-- WHAT YOU NEED TO DO --
Search the listing for "dégager" and copy every line where it appears.

-- DATA SUPPLIED --
***

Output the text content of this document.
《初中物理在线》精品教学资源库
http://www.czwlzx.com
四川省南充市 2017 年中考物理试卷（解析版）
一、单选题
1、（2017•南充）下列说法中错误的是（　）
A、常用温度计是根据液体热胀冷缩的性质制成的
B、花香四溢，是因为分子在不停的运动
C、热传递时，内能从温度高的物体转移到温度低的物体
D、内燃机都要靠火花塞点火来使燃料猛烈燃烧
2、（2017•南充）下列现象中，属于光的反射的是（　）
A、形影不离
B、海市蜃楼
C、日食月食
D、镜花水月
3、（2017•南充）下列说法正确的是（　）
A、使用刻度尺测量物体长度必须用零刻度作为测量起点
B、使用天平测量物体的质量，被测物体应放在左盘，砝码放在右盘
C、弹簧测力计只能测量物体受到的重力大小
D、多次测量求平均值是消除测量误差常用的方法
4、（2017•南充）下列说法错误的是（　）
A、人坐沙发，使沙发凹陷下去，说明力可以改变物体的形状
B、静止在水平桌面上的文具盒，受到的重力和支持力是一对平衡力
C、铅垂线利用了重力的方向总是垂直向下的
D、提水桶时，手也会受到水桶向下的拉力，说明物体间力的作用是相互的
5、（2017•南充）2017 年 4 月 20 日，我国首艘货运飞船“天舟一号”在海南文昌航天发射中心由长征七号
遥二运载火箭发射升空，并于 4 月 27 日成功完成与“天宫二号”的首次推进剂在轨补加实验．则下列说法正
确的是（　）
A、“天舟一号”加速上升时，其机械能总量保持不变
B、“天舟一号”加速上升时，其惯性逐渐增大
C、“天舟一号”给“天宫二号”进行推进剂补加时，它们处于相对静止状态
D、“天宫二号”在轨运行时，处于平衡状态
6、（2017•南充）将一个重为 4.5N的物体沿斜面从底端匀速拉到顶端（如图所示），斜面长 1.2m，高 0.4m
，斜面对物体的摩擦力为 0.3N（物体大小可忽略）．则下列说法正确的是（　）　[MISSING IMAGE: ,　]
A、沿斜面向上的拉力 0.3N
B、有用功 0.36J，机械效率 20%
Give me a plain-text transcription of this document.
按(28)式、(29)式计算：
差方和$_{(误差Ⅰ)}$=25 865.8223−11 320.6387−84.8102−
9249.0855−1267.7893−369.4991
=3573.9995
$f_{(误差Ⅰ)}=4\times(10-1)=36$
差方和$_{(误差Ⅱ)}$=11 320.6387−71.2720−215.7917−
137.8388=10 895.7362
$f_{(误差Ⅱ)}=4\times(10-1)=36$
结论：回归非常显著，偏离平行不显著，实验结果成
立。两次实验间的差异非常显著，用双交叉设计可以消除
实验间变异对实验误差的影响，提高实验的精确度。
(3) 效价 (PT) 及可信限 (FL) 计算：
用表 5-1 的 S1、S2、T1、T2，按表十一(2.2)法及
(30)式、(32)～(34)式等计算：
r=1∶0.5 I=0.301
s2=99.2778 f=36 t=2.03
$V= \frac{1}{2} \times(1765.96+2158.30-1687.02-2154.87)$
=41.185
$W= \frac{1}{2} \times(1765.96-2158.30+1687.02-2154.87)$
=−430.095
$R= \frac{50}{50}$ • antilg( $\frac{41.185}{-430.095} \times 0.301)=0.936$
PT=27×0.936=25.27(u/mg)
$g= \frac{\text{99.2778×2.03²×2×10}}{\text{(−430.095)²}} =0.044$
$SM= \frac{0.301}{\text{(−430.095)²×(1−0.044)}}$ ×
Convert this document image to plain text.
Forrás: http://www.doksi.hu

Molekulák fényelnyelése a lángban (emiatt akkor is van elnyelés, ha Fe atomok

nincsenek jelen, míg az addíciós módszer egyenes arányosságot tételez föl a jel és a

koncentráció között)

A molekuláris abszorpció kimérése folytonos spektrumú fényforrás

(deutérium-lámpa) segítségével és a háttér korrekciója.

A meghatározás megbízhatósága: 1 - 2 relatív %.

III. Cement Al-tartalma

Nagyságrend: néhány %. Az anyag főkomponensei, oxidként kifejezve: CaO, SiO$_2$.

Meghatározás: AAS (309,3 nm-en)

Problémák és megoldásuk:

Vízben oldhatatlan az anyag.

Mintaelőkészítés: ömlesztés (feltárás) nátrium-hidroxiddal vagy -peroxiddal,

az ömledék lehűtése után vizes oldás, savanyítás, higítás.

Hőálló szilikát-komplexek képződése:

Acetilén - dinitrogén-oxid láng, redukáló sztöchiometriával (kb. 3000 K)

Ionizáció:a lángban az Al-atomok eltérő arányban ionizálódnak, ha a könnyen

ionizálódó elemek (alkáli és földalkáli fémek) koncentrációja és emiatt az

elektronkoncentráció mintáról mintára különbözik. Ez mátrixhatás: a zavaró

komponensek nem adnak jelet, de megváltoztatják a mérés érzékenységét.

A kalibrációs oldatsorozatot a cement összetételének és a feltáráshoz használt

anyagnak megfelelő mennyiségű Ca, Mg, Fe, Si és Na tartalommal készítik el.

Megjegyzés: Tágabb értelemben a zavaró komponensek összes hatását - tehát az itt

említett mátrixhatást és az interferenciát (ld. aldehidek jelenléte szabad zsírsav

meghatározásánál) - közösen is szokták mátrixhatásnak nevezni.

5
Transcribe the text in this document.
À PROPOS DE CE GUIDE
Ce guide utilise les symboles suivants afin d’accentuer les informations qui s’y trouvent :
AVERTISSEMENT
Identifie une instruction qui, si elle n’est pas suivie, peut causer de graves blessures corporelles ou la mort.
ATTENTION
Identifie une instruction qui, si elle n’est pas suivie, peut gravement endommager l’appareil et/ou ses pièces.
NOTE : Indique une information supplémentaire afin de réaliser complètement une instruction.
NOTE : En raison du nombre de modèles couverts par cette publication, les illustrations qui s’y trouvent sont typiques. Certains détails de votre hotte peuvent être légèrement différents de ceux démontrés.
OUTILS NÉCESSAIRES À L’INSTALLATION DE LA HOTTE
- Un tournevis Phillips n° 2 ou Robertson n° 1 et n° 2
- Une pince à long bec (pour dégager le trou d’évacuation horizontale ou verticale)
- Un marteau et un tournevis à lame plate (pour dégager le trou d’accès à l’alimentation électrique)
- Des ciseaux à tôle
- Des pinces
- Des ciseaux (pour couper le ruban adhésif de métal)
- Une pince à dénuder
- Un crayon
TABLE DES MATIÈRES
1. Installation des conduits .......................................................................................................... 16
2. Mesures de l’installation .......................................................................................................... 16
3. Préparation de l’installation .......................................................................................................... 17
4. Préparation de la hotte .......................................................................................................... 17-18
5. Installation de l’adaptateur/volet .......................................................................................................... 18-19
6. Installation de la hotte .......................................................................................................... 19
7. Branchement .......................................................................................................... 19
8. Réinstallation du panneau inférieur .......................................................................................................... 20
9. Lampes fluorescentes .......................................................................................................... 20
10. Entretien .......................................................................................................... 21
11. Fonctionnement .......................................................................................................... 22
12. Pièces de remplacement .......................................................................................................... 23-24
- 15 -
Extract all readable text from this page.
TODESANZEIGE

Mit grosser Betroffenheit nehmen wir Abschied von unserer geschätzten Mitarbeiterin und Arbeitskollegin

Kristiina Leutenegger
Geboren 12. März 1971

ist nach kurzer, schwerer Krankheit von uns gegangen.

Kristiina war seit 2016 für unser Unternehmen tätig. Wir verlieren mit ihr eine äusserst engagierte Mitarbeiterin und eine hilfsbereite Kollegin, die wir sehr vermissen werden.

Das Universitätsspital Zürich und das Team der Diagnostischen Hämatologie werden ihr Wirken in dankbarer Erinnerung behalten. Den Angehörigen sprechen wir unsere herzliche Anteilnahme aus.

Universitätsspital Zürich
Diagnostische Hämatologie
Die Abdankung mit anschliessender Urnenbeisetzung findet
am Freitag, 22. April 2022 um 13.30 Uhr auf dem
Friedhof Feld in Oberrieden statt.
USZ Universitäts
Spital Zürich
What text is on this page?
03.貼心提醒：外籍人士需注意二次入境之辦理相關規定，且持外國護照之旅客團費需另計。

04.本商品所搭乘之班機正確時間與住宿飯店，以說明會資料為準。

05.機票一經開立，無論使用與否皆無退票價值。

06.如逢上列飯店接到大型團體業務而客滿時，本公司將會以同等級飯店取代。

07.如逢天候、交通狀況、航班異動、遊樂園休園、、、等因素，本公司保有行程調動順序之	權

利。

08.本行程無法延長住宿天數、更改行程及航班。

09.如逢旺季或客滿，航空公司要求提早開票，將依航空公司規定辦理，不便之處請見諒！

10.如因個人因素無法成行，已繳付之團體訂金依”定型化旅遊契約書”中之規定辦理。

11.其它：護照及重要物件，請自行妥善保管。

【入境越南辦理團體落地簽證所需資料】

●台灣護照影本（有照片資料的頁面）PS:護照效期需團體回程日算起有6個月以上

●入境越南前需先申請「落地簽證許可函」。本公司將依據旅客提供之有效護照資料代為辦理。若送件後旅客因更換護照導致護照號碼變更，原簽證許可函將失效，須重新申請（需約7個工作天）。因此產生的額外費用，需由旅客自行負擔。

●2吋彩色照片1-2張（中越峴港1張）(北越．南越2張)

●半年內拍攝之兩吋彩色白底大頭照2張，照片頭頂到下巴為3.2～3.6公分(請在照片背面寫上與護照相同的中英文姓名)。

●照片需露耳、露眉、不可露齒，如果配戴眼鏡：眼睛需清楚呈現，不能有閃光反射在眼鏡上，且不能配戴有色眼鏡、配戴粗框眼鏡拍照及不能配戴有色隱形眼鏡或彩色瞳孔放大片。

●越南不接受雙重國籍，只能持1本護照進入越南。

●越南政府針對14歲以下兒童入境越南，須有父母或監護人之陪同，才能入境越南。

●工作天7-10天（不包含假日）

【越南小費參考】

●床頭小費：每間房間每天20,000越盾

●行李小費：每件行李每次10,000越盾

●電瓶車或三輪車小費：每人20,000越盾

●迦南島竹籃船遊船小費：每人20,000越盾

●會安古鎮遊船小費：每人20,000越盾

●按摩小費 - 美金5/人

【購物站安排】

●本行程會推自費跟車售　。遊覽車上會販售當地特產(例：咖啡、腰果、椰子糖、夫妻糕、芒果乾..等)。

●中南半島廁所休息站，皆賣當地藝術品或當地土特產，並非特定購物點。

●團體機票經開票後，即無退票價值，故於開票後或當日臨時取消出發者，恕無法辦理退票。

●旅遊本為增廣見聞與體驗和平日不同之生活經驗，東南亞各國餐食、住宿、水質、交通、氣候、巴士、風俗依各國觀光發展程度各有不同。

***

-- SOLVED PROBLEM --
- Une pince à long bec (pour dégager le trou d’évacuation horizontale ou verticale)
- Un marteau et un tournevis à lame plate (pour dégager le trou d’accès à l’alimentation électrique)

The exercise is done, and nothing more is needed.